# Labeled region entries
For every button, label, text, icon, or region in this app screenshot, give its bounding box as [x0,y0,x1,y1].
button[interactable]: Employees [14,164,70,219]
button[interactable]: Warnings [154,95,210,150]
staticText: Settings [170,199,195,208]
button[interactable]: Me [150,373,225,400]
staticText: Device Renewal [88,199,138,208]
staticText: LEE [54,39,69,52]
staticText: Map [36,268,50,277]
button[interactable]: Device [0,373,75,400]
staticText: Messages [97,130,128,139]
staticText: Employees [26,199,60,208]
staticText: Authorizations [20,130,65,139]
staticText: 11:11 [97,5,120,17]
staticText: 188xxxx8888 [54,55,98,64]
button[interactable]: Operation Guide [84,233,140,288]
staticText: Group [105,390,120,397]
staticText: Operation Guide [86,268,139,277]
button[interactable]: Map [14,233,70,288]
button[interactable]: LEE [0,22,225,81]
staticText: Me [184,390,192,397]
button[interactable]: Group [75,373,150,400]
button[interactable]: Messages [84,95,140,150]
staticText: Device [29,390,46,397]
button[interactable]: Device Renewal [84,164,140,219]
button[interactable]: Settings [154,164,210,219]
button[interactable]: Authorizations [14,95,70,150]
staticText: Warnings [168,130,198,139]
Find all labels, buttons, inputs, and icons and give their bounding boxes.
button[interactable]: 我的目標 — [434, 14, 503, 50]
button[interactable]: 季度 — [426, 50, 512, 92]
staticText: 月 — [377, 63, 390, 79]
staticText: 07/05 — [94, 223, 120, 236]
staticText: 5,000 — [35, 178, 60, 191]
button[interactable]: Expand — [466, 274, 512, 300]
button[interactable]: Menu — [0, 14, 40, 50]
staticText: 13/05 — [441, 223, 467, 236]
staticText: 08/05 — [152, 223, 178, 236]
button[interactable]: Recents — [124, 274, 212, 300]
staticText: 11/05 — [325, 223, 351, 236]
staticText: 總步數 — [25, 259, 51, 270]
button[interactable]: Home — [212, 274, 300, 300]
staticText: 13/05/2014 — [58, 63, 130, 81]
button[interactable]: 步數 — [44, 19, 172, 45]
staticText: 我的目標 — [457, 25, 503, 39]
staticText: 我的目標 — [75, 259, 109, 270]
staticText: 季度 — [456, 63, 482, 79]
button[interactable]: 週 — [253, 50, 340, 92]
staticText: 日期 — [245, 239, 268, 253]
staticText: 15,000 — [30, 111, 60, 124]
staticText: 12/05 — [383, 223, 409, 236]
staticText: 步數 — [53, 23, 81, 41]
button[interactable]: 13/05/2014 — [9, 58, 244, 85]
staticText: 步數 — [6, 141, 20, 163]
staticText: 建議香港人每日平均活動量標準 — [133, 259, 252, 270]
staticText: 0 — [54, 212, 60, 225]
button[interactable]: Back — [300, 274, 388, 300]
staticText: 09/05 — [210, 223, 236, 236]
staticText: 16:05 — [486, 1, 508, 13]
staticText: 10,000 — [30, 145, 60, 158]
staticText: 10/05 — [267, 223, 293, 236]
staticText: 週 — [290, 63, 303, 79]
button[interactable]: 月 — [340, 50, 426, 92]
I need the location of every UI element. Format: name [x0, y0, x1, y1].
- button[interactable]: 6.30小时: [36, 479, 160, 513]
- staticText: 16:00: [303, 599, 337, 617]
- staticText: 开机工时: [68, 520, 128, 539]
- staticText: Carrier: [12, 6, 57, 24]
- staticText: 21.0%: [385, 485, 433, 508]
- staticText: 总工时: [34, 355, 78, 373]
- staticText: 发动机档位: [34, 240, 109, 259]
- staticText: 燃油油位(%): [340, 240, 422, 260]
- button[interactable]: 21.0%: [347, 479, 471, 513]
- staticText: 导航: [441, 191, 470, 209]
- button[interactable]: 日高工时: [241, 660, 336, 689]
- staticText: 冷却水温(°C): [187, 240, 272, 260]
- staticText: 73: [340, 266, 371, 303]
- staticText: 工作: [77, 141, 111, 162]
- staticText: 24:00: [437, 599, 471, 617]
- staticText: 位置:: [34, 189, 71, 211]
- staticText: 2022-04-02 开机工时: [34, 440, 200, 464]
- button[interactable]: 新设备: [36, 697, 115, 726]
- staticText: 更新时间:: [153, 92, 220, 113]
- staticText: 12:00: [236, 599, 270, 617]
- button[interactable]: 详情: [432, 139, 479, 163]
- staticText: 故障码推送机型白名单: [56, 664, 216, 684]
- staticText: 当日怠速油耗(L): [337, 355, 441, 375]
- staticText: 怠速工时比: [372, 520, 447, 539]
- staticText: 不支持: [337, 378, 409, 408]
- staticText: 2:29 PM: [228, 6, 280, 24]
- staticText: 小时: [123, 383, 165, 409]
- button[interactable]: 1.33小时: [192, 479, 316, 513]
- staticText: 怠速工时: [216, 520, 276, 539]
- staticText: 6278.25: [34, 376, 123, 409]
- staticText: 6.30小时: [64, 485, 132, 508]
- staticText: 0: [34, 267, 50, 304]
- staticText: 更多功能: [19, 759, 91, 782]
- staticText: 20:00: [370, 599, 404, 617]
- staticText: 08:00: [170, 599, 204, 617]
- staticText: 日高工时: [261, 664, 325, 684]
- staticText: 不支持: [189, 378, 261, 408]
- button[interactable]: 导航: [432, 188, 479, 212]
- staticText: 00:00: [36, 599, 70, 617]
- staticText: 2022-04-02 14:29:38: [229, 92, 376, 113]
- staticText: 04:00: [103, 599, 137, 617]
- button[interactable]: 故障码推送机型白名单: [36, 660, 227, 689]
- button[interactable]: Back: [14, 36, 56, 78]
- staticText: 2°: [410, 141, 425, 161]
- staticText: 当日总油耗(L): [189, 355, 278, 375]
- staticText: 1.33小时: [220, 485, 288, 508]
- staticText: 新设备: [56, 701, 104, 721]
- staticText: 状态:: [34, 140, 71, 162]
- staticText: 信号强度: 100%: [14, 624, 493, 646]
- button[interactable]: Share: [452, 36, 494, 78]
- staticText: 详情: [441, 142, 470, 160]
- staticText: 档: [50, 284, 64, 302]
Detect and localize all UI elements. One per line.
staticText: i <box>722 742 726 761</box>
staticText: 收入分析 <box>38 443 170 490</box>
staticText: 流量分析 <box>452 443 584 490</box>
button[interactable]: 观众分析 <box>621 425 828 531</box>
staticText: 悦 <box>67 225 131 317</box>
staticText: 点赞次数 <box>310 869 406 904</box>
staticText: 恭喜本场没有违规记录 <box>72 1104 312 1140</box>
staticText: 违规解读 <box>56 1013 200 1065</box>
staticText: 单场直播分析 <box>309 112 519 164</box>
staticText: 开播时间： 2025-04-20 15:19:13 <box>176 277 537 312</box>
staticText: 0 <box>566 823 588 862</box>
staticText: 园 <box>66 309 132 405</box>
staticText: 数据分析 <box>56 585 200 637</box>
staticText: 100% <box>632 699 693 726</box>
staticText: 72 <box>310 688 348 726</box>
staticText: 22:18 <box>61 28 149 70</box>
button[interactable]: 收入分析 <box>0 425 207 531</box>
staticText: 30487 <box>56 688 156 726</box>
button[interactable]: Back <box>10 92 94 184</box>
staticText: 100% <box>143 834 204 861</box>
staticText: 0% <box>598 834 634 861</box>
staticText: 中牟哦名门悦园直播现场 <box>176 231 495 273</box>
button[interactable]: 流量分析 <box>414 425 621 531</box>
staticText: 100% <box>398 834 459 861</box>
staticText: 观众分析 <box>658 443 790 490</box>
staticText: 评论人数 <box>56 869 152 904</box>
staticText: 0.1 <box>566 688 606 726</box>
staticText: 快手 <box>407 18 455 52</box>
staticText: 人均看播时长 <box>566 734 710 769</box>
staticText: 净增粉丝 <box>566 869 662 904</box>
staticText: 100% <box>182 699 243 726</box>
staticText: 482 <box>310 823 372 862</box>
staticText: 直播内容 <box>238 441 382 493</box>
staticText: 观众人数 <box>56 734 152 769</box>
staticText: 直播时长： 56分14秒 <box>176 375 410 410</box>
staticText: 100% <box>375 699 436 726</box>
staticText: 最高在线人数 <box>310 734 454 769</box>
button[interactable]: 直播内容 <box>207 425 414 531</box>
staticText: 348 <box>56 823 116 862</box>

# GIVEN REQUEST
Copy the records verbatim, from the first line of the records through the line containing "staticText: 5,000 — [35, 178, 60, 191]", including that line.

# REPLY TO THE TASK
For every button, label, text, icon, or region in this app screenshot, give its bounding box as [x0,y0,x1,y1].
button[interactable]: Employees [14,164,70,219]
button[interactable]: Warnings [154,95,210,150]
staticText: Settings [170,199,195,208]
button[interactable]: Me [150,373,225,400]
staticText: Device Renewal [88,199,138,208]
staticText: LEE [54,39,69,52]
staticText: Map [36,268,50,277]
button[interactable]: Device [0,373,75,400]
staticText: Messages [97,130,128,139]
staticText: Employees [26,199,60,208]
staticText: Authorizations [20,130,65,139]
staticText: 11:11 [97,5,120,17]
staticText: 188xxxx8888 [54,55,98,64]
button[interactable]: Operation Guide [84,233,140,288]
staticText: Group [105,390,120,397]
staticText: Operation Guide [86,268,139,277]
button[interactable]: Map [14,233,70,288]
button[interactable]: LEE [0,22,225,81]
staticText: Me [184,390,192,397]
button[interactable]: Group [75,373,150,400]
button[interactable]: Messages [84,95,140,150]
staticText: Device [29,390,46,397]
button[interactable]: Device Renewal [84,164,140,219]
button[interactable]: Settings [154,164,210,219]
button[interactable]: Authorizations [14,95,70,150]
staticText: Warnings [168,130,198,139]
Find all labels, buttons, inputs, and icons and give their bounding boxes.
button[interactable]: 我的目標 — [434, 14, 503, 50]
button[interactable]: 季度 — [426, 50, 512, 92]
staticText: 月 — [377, 63, 390, 79]
staticText: 07/05 — [94, 223, 120, 236]
staticText: 5,000 — [35, 178, 60, 191]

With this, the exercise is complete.